Begin
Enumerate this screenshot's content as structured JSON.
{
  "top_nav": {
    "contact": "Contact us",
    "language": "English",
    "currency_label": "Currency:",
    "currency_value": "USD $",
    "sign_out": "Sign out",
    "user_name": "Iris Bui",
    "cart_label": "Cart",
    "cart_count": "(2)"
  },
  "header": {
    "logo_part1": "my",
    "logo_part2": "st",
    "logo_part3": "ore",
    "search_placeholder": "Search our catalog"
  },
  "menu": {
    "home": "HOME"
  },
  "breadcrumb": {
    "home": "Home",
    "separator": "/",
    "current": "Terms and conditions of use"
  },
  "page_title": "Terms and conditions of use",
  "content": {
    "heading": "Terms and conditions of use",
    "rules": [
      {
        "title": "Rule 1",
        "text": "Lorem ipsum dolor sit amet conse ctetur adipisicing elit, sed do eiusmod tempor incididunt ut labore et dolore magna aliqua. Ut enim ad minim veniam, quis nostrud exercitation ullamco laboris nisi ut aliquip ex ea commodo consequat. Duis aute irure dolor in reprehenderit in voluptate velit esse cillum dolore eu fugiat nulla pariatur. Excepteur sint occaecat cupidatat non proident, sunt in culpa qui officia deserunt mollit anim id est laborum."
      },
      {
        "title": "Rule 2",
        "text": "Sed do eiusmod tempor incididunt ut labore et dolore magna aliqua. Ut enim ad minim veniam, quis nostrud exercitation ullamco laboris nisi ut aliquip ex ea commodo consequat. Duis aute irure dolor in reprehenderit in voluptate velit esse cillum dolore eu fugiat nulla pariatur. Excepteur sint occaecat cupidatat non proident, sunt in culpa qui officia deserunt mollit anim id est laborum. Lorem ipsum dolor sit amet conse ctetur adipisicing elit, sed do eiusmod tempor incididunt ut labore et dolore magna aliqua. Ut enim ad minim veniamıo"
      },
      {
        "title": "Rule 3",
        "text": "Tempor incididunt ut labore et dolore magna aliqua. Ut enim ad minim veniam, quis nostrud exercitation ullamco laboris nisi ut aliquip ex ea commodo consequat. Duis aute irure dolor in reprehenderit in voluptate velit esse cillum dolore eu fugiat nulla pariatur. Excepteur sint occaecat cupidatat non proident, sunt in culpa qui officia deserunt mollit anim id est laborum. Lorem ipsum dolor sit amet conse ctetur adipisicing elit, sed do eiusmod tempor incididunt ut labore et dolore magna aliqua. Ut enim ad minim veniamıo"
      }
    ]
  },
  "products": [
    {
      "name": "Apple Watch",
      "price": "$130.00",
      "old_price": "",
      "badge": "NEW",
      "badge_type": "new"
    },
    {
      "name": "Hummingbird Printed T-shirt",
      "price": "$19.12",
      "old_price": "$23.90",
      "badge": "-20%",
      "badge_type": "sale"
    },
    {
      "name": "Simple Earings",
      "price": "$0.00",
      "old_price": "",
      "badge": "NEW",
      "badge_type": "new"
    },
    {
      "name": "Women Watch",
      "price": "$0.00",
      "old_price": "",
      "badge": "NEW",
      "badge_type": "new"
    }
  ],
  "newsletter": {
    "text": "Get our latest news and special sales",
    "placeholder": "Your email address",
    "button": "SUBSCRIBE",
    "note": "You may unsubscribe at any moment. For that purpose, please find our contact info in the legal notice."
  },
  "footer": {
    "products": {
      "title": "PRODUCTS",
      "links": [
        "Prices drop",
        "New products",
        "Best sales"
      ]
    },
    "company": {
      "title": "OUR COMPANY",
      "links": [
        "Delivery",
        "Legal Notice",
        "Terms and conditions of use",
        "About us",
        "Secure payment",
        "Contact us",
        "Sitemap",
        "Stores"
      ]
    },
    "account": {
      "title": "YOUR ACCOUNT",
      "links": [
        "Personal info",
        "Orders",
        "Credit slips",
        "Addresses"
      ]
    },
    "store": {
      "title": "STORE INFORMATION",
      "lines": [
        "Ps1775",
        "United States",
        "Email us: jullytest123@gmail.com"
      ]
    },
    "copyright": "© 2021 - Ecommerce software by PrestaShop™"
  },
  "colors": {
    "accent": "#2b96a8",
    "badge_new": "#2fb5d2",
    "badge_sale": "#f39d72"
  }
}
End
Goal of the exercise
Search the entries for the word "sales", then list each line that holds it.

Result below
    "text": "Get our latest news and special sales",
        "Best sales"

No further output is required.